### [Brief]
Locate the lines of the listing below that hold "skyddsobjekt", then copy each of them.

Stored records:

>> Begin

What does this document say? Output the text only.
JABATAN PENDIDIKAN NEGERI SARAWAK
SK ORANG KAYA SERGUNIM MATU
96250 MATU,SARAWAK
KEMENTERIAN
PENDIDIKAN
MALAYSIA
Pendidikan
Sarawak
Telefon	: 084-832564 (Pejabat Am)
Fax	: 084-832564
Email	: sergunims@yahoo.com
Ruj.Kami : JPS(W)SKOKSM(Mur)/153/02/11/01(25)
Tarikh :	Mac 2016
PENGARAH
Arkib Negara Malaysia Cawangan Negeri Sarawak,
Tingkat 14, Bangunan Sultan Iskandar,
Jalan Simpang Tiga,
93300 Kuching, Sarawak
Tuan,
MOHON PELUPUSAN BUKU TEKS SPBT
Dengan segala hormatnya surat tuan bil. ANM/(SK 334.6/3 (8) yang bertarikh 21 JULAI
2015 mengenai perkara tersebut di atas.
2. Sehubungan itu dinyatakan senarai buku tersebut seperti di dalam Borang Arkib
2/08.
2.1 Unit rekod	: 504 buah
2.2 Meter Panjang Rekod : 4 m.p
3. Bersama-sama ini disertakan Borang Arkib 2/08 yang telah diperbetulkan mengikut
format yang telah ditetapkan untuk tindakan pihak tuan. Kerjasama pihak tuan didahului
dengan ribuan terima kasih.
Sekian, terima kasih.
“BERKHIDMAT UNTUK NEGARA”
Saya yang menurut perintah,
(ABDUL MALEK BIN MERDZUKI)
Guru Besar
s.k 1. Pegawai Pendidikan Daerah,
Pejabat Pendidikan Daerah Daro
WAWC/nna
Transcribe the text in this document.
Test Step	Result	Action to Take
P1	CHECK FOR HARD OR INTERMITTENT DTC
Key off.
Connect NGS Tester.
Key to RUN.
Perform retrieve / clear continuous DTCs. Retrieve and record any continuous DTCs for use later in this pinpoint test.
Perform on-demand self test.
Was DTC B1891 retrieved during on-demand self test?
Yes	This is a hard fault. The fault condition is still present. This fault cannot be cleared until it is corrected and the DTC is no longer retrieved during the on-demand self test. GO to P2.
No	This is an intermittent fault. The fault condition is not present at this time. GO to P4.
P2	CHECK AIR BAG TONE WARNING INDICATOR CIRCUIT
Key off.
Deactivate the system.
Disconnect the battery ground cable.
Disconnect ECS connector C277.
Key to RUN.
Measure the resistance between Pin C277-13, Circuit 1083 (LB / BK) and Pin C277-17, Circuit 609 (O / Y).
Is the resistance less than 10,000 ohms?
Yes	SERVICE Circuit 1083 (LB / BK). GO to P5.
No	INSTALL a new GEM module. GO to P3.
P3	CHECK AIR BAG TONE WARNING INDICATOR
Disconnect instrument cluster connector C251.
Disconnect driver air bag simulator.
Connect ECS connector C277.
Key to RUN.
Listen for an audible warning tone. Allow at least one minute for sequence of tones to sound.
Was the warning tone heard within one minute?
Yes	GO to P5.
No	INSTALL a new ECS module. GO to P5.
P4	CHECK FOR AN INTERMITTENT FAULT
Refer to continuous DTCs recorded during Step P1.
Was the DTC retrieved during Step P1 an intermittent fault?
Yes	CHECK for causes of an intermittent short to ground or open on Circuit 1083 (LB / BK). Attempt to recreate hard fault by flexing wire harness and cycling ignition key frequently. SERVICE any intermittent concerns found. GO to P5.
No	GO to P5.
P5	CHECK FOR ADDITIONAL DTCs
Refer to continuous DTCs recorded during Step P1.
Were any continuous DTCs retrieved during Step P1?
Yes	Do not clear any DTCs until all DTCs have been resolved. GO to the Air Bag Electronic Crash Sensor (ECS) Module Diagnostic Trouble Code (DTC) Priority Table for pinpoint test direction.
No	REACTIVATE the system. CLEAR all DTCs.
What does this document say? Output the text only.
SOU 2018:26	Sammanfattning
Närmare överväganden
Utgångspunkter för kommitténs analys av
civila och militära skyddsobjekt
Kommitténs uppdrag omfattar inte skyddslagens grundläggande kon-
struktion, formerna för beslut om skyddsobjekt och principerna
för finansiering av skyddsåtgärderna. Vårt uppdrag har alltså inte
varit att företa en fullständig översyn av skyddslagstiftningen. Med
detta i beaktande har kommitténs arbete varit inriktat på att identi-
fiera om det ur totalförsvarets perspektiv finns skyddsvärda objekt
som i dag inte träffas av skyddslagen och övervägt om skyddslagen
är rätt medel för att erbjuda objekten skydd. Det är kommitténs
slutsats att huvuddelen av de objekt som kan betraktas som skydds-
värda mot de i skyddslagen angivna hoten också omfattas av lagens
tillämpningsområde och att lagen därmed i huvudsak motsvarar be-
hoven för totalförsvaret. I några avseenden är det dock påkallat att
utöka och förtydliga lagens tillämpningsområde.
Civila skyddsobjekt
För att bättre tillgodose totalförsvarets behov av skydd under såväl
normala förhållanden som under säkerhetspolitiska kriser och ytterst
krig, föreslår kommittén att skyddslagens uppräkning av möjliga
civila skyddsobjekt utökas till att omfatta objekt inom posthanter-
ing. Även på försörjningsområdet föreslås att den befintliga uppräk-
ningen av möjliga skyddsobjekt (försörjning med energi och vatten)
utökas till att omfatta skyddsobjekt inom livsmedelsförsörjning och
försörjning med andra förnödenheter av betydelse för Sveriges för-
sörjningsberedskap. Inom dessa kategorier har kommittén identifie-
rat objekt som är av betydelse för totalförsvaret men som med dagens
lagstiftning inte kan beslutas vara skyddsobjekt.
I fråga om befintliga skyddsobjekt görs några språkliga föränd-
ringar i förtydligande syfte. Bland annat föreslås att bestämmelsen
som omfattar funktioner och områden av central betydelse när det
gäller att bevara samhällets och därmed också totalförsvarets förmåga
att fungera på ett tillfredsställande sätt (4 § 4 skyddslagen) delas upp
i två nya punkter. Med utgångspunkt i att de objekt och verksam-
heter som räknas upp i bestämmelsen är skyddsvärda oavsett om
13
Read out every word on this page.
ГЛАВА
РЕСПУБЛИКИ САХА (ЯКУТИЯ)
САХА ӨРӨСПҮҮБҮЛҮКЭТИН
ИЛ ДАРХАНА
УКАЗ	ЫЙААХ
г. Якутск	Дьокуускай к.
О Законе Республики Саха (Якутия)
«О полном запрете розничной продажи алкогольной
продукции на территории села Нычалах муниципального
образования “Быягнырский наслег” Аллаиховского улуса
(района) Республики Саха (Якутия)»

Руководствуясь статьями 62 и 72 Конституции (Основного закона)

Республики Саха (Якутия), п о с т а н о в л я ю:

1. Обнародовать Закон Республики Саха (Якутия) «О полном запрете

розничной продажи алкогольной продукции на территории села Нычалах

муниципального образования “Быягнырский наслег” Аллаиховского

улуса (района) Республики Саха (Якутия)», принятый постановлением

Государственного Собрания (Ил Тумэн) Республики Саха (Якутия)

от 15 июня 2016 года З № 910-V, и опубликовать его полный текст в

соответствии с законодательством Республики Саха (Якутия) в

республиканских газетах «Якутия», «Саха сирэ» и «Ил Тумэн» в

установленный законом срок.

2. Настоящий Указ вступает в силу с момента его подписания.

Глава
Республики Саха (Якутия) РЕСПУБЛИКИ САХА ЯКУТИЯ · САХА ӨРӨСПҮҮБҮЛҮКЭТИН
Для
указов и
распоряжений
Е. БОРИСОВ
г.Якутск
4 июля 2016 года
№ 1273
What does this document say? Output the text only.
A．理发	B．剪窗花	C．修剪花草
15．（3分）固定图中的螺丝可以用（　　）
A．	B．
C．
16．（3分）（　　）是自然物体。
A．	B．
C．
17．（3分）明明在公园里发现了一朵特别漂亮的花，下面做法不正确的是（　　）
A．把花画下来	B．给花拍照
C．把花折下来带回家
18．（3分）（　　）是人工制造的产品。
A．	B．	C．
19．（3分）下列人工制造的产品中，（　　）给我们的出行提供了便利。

>> End

### [Exercise solution]
civila och militära skyddsobjekt
struktion, formerna för beslut om skyddsobjekt och principerna
Civila skyddsobjekt
civila skyddsobjekt utökas till att omfatta objekt inom posthanter-
ningen av möjliga skyddsobjekt (försörjning med energi och vatten)
utökas till att omfatta skyddsobjekt inom livsmedelsförsörjning och
lagstiftning inte kan beslutas vara skyddsobjekt.
I fråga om befintliga skyddsobjekt görs några språkliga föränd-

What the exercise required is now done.